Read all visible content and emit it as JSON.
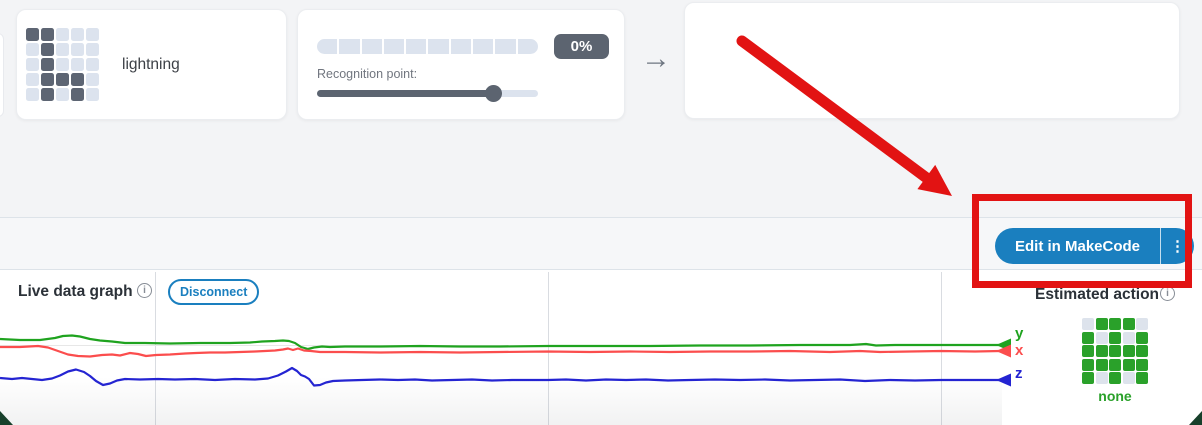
{
  "icons": {
    "info_glyph": "i",
    "kebab_glyph": "⋮",
    "arrow_glyph": "→"
  },
  "training": {
    "action_card": {
      "label": "lightning",
      "grid": {
        "pattern": [
          [
            1,
            1,
            0,
            0,
            0
          ],
          [
            0,
            1,
            0,
            0,
            0
          ],
          [
            0,
            1,
            0,
            0,
            0
          ],
          [
            0,
            1,
            1,
            1,
            0
          ],
          [
            0,
            1,
            0,
            1,
            0
          ]
        ],
        "on_color": "#5d6573",
        "off_color": "#dce3ee"
      }
    },
    "recognition_card": {
      "percent_label": "0%",
      "slider_label": "Recognition point:",
      "meter_segments": 10
    }
  },
  "toolbar": {
    "edit_button_label": "Edit in MakeCode"
  },
  "live_graph": {
    "title": "Live data graph",
    "disconnect_label": "Disconnect"
  },
  "estimated_action": {
    "title": "Estimated action",
    "value_label": "none",
    "grid": {
      "pattern": [
        [
          0,
          1,
          1,
          1,
          0
        ],
        [
          1,
          0,
          1,
          0,
          1
        ],
        [
          1,
          1,
          1,
          1,
          1
        ],
        [
          1,
          1,
          1,
          1,
          1
        ],
        [
          1,
          0,
          1,
          0,
          1
        ]
      ],
      "on_color": "#2aa12a",
      "off_color": "#dde3ec"
    }
  },
  "chart_data": {
    "type": "line",
    "title": "Live data graph",
    "xlabel": "time (live scroll, no ticks shown)",
    "ylabel": "acceleration (no ticks shown)",
    "grid": "3 vertical gridlines, 1 faint horizontal gridline",
    "legend_position": "inline arrowheads with y/x/z labels at right edge",
    "units": "page_pixels",
    "series": [
      {
        "name": "y",
        "color": "#1fa31f",
        "points": [
          [
            0,
            339
          ],
          [
            20,
            340
          ],
          [
            40,
            340
          ],
          [
            55,
            338
          ],
          [
            63,
            336
          ],
          [
            72,
            335.5
          ],
          [
            80,
            336.5
          ],
          [
            90,
            339
          ],
          [
            100,
            340.5
          ],
          [
            112,
            341.5
          ],
          [
            125,
            343
          ],
          [
            145,
            343
          ],
          [
            170,
            343.5
          ],
          [
            200,
            343
          ],
          [
            230,
            343
          ],
          [
            250,
            342.5
          ],
          [
            262,
            341.5
          ],
          [
            275,
            341
          ],
          [
            283,
            340.5
          ],
          [
            289,
            341
          ],
          [
            295,
            343
          ],
          [
            301,
            347
          ],
          [
            308,
            349
          ],
          [
            314,
            347.5
          ],
          [
            322,
            346.5
          ],
          [
            330,
            347
          ],
          [
            345,
            346.5
          ],
          [
            380,
            346.5
          ],
          [
            420,
            346
          ],
          [
            460,
            346.5
          ],
          [
            500,
            346.5
          ],
          [
            548,
            346
          ],
          [
            600,
            346
          ],
          [
            650,
            346
          ],
          [
            700,
            345.5
          ],
          [
            750,
            345.5
          ],
          [
            800,
            345
          ],
          [
            850,
            345
          ],
          [
            866,
            344
          ],
          [
            876,
            345.5
          ],
          [
            895,
            345
          ],
          [
            941,
            345
          ],
          [
            975,
            345
          ],
          [
            1000,
            345
          ]
        ]
      },
      {
        "name": "x",
        "color": "#fb4d4d",
        "points": [
          [
            0,
            347
          ],
          [
            20,
            347
          ],
          [
            38,
            346
          ],
          [
            48,
            347.5
          ],
          [
            58,
            351
          ],
          [
            68,
            354.5
          ],
          [
            78,
            356
          ],
          [
            90,
            356.5
          ],
          [
            102,
            355
          ],
          [
            112,
            354.5
          ],
          [
            120,
            355.5
          ],
          [
            130,
            353
          ],
          [
            138,
            354
          ],
          [
            146,
            356
          ],
          [
            156,
            355
          ],
          [
            170,
            354.5
          ],
          [
            185,
            353.5
          ],
          [
            196,
            353
          ],
          [
            210,
            352.5
          ],
          [
            225,
            352.5
          ],
          [
            240,
            352
          ],
          [
            255,
            351.5
          ],
          [
            265,
            351
          ],
          [
            275,
            350.5
          ],
          [
            283,
            349.5
          ],
          [
            288,
            348.5
          ],
          [
            293,
            350
          ],
          [
            298,
            348.5
          ],
          [
            304,
            350.5
          ],
          [
            311,
            351
          ],
          [
            320,
            352
          ],
          [
            345,
            352
          ],
          [
            380,
            352.5
          ],
          [
            420,
            352
          ],
          [
            460,
            352.5
          ],
          [
            500,
            352
          ],
          [
            548,
            351.5
          ],
          [
            590,
            352
          ],
          [
            630,
            351.5
          ],
          [
            670,
            352
          ],
          [
            710,
            351.5
          ],
          [
            750,
            351.5
          ],
          [
            790,
            351
          ],
          [
            830,
            352
          ],
          [
            860,
            351
          ],
          [
            880,
            352
          ],
          [
            910,
            351.5
          ],
          [
            941,
            351
          ],
          [
            975,
            351.5
          ],
          [
            1000,
            351
          ]
        ]
      },
      {
        "name": "z",
        "color": "#2424d2",
        "points": [
          [
            0,
            378
          ],
          [
            12,
            379
          ],
          [
            22,
            378
          ],
          [
            32,
            379
          ],
          [
            42,
            380
          ],
          [
            52,
            378.5
          ],
          [
            60,
            375.5
          ],
          [
            68,
            371.5
          ],
          [
            76,
            369.5
          ],
          [
            84,
            372
          ],
          [
            90,
            376
          ],
          [
            96,
            381
          ],
          [
            103,
            385
          ],
          [
            110,
            383.5
          ],
          [
            117,
            380.5
          ],
          [
            125,
            379
          ],
          [
            140,
            379.5
          ],
          [
            158,
            379
          ],
          [
            175,
            379.5
          ],
          [
            195,
            379
          ],
          [
            215,
            380
          ],
          [
            235,
            379
          ],
          [
            255,
            379.5
          ],
          [
            268,
            378.5
          ],
          [
            278,
            375.5
          ],
          [
            286,
            371.5
          ],
          [
            292,
            368
          ],
          [
            297,
            371
          ],
          [
            301,
            375
          ],
          [
            305,
            376.5
          ],
          [
            309,
            379
          ],
          [
            314,
            385.5
          ],
          [
            320,
            385
          ],
          [
            326,
            382.5
          ],
          [
            333,
            381
          ],
          [
            345,
            380.5
          ],
          [
            362,
            380
          ],
          [
            380,
            379.5
          ],
          [
            398,
            380
          ],
          [
            415,
            379.5
          ],
          [
            432,
            380.5
          ],
          [
            452,
            380
          ],
          [
            472,
            379.5
          ],
          [
            492,
            380.5
          ],
          [
            512,
            380
          ],
          [
            532,
            380
          ],
          [
            548,
            380
          ],
          [
            566,
            379.5
          ],
          [
            586,
            380.5
          ],
          [
            606,
            379.5
          ],
          [
            626,
            380
          ],
          [
            646,
            379.5
          ],
          [
            668,
            380.5
          ],
          [
            690,
            380
          ],
          [
            715,
            379.5
          ],
          [
            740,
            380
          ],
          [
            765,
            379.5
          ],
          [
            790,
            380.5
          ],
          [
            815,
            380
          ],
          [
            840,
            379.5
          ],
          [
            865,
            381
          ],
          [
            890,
            380
          ],
          [
            915,
            380.5
          ],
          [
            941,
            380
          ],
          [
            970,
            380
          ],
          [
            1000,
            380
          ]
        ]
      }
    ]
  },
  "annotation": {
    "color": "#e21313"
  },
  "footer": {
    "corner_color": "#17402b"
  }
}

┄┄┄┄┄┄┄┄┄┄┄┄┄┄┄┄┄┄┄┄

◆ **Given problem**: Reproduce each record above by retyping it exactly; omit all images.

◆ **The solution**:
Read all visible content and emit it as JSON.
{
  "icons": {
    "info_glyph": "i",
    "kebab_glyph": "⋮",
    "arrow_glyph": "→"
  },
  "training": {
    "action_card": {
      "label": "lightning",
      "grid": {
        "pattern": [
          [
            1,
            1,
            0,
            0,
            0
          ],
          [
            0,
            1,
            0,
            0,
            0
          ],
          [
            0,
            1,
            0,
            0,
            0
          ],
          [
            0,
            1,
            1,
            1,
            0
          ],
          [
            0,
            1,
            0,
            1,
            0
          ]
        ],
        "on_color": "#5d6573",
        "off_color": "#dce3ee"
      }
    },
    "recognition_card": {
      "percent_label": "0%",
      "slider_label": "Recognition point:",
      "meter_segments": 10
    }
  },
  "toolbar": {
    "edit_button_label": "Edit in MakeCode"
  },
  "live_graph": {
    "title": "Live data graph",
    "disconnect_label": "Disconnect"
  },
  "estimated_action": {
    "title": "Estimated action",
    "value_label": "none",
    "grid": {
      "pattern": [
        [
          0,
          1,
          1,
          1,
          0
        ],
        [
          1,
          0,
          1,
          0,
          1
        ],
        [
          1,
          1,
          1,
          1,
          1
        ],
        [
          1,
          1,
          1,
          1,
          1
        ],
        [
          1,
          0,
          1,
          0,
          1
        ]
      ],
      "on_color": "#2aa12a",
      "off_color": "#dde3ec"
    }
  },
  "chart_data": {
    "type": "line",
    "title": "Live data graph",
    "xlabel": "time (live scroll, no ticks shown)",
    "ylabel": "acceleration (no ticks shown)",
    "grid": "3 vertical gridlines, 1 faint horizontal gridline",
    "legend_position": "inline arrowheads with y/x/z labels at right edge",
    "units": "page_pixels",
    "series": [
      {
        "name": "y",
        "color": "#1fa31f",
        "points": [
          [
            0,
            339
          ],
          [
            20,
            340
          ],
          [
            40,
            340
          ],
          [
            55,
            338
          ],
          [
            63,
            336
          ],
          [
            72,
            335.5
          ],
          [
            80,
            336.5
          ],
          [
            90,
            339
          ],
          [
            100,
            340.5
          ],
          [
            112,
            341.5
          ],
          [
            125,
            343
          ],
          [
            145,
            343
          ],
          [
            170,
            343.5
          ],
          [
            200,
            343
          ],
          [
            230,
            343
          ],
          [
            250,
            342.5
          ],
          [
            262,
            341.5
          ],
          [
            275,
            341
          ],
          [
            283,
            340.5
          ],
          [
            289,
            341
          ],
          [
            295,
            343
          ],
          [
            301,
            347
          ],
          [
            308,
            349
          ],
          [
            314,
            347.5
          ],
          [
            322,
            346.5
          ],
          [
            330,
            347
          ],
          [
            345,
            346.5
          ],
          [
            380,
            346.5
          ],
          [
            420,
            346
          ],
          [
            460,
            346.5
          ],
          [
            500,
            346.5
          ],
          [
            548,
            346
          ],
          [
            600,
            346
          ],
          [
            650,
            346
          ],
          [
            700,
            345.5
          ],
          [
            750,
            345.5
          ],
          [
            800,
            345
          ],
          [
            850,
            345
          ],
          [
            866,
            344
          ],
          [
            876,
            345.5
          ],
          [
            895,
            345
          ],
          [
            941,
            345
          ],
          [
            975,
            345
          ],
          [
            1000,
            345
          ]
        ]
      },
      {
        "name": "x",
        "color": "#fb4d4d",
        "points": [
          [
            0,
            347
          ],
          [
            20,
            347
          ],
          [
            38,
            346
          ],
          [
            48,
            347.5
          ],
          [
            58,
            351
          ],
          [
            68,
            354.5
          ],
          [
            78,
            356
          ],
          [
            90,
            356.5
          ],
          [
            102,
            355
          ],
          [
            112,
            354.5
          ],
          [
            120,
            355.5
          ],
          [
            130,
            353
          ],
          [
            138,
            354
          ],
          [
            146,
            356
          ],
          [
            156,
            355
          ],
          [
            170,
            354.5
          ],
          [
            185,
            353.5
          ],
          [
            196,
            353
          ],
          [
            210,
            352.5
          ],
          [
            225,
            352.5
          ],
          [
            240,
            352
          ],
          [
            255,
            351.5
          ],
          [
            265,
            351
          ],
          [
            275,
            350.5
          ],
          [
            283,
            349.5
          ],
          [
            288,
            348.5
          ],
          [
            293,
            350
          ],
          [
            298,
            348.5
          ],
          [
            304,
            350.5
          ],
          [
            311,
            351
          ],
          [
            320,
            352
          ],
          [
            345,
            352
          ],
          [
            380,
            352.5
          ],
          [
            420,
            352
          ],
          [
            460,
            352.5
          ],
          [
            500,
            352
          ],
          [
            548,
            351.5
          ],
          [
            590,
            352
          ],
          [
            630,
            351.5
          ],
          [
            670,
            352
          ],
          [
            710,
            351.5
          ],
          [
            750,
            351.5
          ],
          [
            790,
            351
          ],
          [
            830,
            352
          ],
          [
            860,
            351
          ],
          [
            880,
            352
          ],
          [
            910,
            351.5
          ],
          [
            941,
            351
          ],
          [
            975,
            351.5
          ],
          [
            1000,
            351
          ]
        ]
      },
      {
        "name": "z",
        "color": "#2424d2",
        "points": [
          [
            0,
            378
          ],
          [
            12,
            379
          ],
          [
            22,
            378
          ],
          [
            32,
            379
          ],
          [
            42,
            380
          ],
          [
            52,
            378.5
          ],
          [
            60,
            375.5
          ],
          [
            68,
            371.5
          ],
          [
            76,
            369.5
          ],
          [
            84,
            372
          ],
          [
            90,
            376
          ],
          [
            96,
            381
          ],
          [
            103,
            385
          ],
          [
            110,
            383.5
          ],
          [
            117,
            380.5
          ],
          [
            125,
            379
          ],
          [
            140,
            379.5
          ],
          [
            158,
            379
          ],
          [
            175,
            379.5
          ],
          [
            195,
            379
          ],
          [
            215,
            380
          ],
          [
            235,
            379
          ],
          [
            255,
            379.5
          ],
          [
            268,
            378.5
          ],
          [
            278,
            375.5
          ],
          [
            286,
            371.5
          ],
          [
            292,
            368
          ],
          [
            297,
            371
          ],
          [
            301,
            375
          ],
          [
            305,
            376.5
          ],
          [
            309,
            379
          ],
          [
            314,
            385.5
          ],
          [
            320,
            385
          ],
          [
            326,
            382.5
          ],
          [
            333,
            381
          ],
          [
            345,
            380.5
          ],
          [
            362,
            380
          ],
          [
            380,
            379.5
          ],
          [
            398,
            380
          ],
          [
            415,
            379.5
          ],
          [
            432,
            380.5
          ],
          [
            452,
            380
          ],
          [
            472,
            379.5
          ],
          [
            492,
            380.5
          ],
          [
            512,
            380
          ],
          [
            532,
            380
          ],
          [
            548,
            380
          ],
          [
            566,
            379.5
          ],
          [
            586,
            380.5
          ],
          [
            606,
            379.5
          ],
          [
            626,
            380
          ],
          [
            646,
            379.5
          ],
          [
            668,
            380.5
          ],
          [
            690,
            380
          ],
          [
            715,
            379.5
          ],
          [
            740,
            380
          ],
          [
            765,
            379.5
          ],
          [
            790,
            380.5
          ],
          [
            815,
            380
          ],
          [
            840,
            379.5
          ],
          [
            865,
            381
          ],
          [
            890,
            380
          ],
          [
            915,
            380.5
          ],
          [
            941,
            380
          ],
          [
            970,
            380
          ],
          [
            1000,
            380
          ]
        ]
      }
    ]
  },
  "annotation": {
    "color": "#e21313"
  },
  "footer": {
    "corner_color": "#17402b"
  }
}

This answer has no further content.